Count the lines below that contain the word "time", and reply with that number alone.

— begin Input for this task —

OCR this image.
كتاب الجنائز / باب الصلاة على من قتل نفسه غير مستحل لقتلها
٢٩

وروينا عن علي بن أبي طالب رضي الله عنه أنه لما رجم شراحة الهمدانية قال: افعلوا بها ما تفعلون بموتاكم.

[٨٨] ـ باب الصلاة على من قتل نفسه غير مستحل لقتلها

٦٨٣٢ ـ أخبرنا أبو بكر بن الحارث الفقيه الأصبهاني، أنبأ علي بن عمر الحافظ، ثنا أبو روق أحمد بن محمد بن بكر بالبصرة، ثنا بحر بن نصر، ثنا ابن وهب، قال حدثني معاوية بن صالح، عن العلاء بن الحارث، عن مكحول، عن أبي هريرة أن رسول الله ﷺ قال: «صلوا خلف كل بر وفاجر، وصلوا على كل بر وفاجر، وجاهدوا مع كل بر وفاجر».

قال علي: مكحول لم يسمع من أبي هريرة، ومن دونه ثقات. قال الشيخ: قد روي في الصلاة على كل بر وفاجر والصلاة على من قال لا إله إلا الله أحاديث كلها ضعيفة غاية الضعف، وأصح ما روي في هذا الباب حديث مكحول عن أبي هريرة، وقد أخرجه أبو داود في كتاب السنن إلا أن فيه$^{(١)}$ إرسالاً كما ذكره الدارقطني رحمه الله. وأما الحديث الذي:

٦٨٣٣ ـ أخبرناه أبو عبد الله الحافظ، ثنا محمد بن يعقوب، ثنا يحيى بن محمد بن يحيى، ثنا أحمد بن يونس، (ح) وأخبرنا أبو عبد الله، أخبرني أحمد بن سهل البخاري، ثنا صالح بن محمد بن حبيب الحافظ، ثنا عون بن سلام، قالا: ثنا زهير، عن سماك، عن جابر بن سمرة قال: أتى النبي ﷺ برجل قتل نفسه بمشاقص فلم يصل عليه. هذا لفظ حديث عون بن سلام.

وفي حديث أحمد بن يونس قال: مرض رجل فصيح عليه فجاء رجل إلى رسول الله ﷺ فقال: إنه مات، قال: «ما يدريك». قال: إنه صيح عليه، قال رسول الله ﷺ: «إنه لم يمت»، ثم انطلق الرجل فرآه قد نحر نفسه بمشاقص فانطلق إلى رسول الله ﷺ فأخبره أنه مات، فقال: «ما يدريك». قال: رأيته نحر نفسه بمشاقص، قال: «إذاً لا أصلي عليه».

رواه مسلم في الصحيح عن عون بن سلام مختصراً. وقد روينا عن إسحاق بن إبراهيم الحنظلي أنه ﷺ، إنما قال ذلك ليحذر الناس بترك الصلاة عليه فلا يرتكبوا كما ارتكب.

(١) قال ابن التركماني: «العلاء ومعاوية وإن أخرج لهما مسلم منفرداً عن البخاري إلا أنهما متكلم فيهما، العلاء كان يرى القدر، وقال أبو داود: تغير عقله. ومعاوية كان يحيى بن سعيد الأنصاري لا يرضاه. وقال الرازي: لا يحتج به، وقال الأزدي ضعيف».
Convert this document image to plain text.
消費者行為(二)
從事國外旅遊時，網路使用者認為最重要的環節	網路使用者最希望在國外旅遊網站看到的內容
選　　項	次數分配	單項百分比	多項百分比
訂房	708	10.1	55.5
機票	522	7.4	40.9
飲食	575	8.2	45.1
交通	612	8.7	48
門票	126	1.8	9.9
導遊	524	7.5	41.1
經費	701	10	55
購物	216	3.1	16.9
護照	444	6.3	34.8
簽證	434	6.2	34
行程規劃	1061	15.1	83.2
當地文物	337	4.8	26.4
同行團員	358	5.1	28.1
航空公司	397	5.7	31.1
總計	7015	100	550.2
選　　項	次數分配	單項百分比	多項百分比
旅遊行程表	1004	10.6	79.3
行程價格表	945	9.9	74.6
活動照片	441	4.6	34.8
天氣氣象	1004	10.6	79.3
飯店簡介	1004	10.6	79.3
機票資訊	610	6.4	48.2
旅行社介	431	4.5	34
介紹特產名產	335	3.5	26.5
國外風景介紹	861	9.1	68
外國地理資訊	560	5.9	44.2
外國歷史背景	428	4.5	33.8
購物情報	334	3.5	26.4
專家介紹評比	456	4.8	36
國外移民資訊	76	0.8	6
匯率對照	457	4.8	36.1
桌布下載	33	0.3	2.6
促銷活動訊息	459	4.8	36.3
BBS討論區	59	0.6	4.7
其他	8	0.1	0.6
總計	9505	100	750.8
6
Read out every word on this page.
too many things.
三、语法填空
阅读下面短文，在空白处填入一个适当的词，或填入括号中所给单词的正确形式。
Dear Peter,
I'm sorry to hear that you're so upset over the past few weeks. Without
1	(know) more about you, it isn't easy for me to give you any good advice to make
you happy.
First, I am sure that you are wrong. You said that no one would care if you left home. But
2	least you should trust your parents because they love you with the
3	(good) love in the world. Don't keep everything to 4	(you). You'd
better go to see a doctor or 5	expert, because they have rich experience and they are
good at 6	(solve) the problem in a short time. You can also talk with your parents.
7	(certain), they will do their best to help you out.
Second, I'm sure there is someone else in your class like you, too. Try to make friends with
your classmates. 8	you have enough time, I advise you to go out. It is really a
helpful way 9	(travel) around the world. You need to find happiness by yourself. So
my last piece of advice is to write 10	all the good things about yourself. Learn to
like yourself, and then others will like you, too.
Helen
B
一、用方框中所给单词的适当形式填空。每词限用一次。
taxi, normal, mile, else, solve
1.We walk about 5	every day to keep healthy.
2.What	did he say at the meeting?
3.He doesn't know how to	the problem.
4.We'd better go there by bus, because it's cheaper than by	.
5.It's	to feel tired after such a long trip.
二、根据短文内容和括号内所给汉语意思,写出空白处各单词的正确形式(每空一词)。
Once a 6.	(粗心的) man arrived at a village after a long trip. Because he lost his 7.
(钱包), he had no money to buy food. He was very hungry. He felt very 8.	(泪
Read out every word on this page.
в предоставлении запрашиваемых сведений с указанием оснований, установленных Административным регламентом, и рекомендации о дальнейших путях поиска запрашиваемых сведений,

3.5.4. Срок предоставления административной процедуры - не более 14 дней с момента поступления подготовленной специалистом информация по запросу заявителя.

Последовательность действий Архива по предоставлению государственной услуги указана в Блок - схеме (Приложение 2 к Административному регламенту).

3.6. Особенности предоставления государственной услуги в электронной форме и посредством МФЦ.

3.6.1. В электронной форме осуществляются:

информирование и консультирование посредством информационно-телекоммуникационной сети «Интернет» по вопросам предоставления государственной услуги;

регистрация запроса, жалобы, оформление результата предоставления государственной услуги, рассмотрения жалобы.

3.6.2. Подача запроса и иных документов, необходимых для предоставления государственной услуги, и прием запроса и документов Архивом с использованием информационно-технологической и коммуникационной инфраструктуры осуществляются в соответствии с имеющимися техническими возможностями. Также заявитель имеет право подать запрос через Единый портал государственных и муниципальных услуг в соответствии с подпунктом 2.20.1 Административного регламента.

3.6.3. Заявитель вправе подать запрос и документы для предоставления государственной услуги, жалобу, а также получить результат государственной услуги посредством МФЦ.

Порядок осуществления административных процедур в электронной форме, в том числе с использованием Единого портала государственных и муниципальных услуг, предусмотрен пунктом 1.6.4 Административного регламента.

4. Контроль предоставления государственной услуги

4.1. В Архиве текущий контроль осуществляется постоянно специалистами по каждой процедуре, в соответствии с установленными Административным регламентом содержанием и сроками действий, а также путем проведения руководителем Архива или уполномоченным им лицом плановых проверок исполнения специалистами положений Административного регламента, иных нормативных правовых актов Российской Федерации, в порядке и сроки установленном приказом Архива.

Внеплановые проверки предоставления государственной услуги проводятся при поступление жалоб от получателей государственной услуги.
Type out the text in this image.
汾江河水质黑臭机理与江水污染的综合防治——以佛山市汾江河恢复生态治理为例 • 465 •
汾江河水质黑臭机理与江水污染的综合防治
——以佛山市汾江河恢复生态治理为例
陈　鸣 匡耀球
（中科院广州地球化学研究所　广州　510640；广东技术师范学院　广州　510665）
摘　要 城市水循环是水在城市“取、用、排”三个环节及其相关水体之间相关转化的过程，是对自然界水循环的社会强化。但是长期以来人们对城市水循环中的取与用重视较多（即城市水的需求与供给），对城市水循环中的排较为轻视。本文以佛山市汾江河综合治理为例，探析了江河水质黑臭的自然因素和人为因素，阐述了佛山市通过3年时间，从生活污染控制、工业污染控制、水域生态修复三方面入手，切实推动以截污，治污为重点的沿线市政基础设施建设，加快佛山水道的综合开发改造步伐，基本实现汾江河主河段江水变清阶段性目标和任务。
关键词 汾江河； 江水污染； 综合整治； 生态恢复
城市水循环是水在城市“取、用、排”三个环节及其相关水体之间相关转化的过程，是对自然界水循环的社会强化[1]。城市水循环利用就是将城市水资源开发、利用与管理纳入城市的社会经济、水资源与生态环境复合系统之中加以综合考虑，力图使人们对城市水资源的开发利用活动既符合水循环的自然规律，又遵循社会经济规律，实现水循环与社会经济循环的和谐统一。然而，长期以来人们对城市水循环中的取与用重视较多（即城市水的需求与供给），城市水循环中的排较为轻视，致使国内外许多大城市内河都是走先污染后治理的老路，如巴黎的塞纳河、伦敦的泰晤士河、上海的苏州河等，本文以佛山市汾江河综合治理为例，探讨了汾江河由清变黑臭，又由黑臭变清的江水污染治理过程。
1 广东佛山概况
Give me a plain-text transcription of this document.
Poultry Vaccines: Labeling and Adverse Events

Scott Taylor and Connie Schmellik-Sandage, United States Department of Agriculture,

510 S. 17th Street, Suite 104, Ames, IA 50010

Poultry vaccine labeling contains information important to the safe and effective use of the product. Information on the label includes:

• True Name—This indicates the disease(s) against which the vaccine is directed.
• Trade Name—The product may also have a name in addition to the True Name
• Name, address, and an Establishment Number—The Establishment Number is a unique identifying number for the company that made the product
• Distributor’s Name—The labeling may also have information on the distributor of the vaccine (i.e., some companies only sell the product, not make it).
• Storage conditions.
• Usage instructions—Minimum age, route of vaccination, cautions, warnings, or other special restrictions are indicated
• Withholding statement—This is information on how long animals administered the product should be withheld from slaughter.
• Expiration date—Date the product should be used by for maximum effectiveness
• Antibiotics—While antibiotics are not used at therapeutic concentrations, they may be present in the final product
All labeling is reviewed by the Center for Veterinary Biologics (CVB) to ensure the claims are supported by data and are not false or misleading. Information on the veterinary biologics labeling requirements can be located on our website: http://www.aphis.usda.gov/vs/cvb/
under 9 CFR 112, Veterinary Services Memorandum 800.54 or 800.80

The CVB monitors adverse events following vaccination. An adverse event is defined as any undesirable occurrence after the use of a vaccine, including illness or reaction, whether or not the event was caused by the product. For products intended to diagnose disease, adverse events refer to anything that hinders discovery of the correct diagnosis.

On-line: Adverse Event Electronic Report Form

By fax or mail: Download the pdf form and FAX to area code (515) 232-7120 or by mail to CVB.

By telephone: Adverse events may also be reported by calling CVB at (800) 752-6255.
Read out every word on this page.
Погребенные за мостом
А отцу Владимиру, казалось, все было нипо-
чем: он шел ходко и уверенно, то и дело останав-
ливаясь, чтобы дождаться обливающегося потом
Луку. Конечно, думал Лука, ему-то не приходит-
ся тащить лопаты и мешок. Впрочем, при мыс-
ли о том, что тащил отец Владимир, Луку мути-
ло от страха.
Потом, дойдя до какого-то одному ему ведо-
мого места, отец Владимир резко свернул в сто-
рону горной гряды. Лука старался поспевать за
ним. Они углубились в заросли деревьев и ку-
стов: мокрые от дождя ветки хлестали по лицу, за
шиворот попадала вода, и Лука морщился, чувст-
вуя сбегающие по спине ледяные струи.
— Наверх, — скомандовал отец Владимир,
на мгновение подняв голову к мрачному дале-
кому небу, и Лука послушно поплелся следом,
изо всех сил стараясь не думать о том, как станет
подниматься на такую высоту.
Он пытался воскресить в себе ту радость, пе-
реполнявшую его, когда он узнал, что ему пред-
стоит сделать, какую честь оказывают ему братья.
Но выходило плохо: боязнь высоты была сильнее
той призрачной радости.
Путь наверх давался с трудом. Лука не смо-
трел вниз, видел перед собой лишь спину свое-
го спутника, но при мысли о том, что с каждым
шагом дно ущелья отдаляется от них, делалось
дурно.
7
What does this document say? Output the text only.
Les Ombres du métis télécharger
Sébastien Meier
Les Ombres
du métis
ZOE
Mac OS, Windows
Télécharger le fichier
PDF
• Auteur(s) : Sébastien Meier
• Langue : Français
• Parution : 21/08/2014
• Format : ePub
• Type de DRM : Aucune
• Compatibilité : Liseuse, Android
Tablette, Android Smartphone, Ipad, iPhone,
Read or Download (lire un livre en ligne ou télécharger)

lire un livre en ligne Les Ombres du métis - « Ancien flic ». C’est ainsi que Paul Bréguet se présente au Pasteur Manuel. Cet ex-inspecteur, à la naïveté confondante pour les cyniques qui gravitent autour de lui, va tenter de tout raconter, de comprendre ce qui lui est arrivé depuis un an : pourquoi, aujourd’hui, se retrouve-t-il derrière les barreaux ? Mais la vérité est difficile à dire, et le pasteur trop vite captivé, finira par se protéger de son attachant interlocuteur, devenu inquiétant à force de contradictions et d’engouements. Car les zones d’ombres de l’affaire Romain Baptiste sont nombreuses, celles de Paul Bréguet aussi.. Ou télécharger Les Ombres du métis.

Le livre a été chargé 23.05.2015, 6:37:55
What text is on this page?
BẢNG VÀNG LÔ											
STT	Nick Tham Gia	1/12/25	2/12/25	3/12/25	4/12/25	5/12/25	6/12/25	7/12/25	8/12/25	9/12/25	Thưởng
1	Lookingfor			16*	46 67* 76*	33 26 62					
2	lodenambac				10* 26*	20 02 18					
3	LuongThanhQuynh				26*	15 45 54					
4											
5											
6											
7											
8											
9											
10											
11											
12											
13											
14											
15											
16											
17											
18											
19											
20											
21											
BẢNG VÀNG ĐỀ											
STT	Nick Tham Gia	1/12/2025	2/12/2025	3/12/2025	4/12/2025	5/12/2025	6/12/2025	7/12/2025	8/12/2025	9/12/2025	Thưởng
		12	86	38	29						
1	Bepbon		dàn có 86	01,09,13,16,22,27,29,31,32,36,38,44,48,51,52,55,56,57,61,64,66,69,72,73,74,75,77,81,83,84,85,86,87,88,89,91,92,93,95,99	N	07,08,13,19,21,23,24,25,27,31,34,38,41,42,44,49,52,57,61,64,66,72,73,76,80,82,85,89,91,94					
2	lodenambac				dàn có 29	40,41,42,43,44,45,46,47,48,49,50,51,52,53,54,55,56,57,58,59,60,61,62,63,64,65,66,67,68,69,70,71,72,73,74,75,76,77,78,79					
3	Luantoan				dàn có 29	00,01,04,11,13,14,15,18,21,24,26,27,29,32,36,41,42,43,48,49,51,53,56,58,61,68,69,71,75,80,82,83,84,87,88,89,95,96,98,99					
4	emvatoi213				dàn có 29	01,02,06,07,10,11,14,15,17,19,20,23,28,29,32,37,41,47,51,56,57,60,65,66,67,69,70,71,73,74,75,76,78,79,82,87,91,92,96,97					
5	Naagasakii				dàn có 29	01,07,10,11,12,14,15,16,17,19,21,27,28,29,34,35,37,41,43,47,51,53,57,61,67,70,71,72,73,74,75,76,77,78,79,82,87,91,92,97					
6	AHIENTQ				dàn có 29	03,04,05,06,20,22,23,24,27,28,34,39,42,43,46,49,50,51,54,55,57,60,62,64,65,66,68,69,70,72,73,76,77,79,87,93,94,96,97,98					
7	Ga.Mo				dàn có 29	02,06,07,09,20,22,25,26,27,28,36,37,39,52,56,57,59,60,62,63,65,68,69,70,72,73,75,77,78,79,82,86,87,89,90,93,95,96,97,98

— end Input for this task —

• [Response to this exercise] 2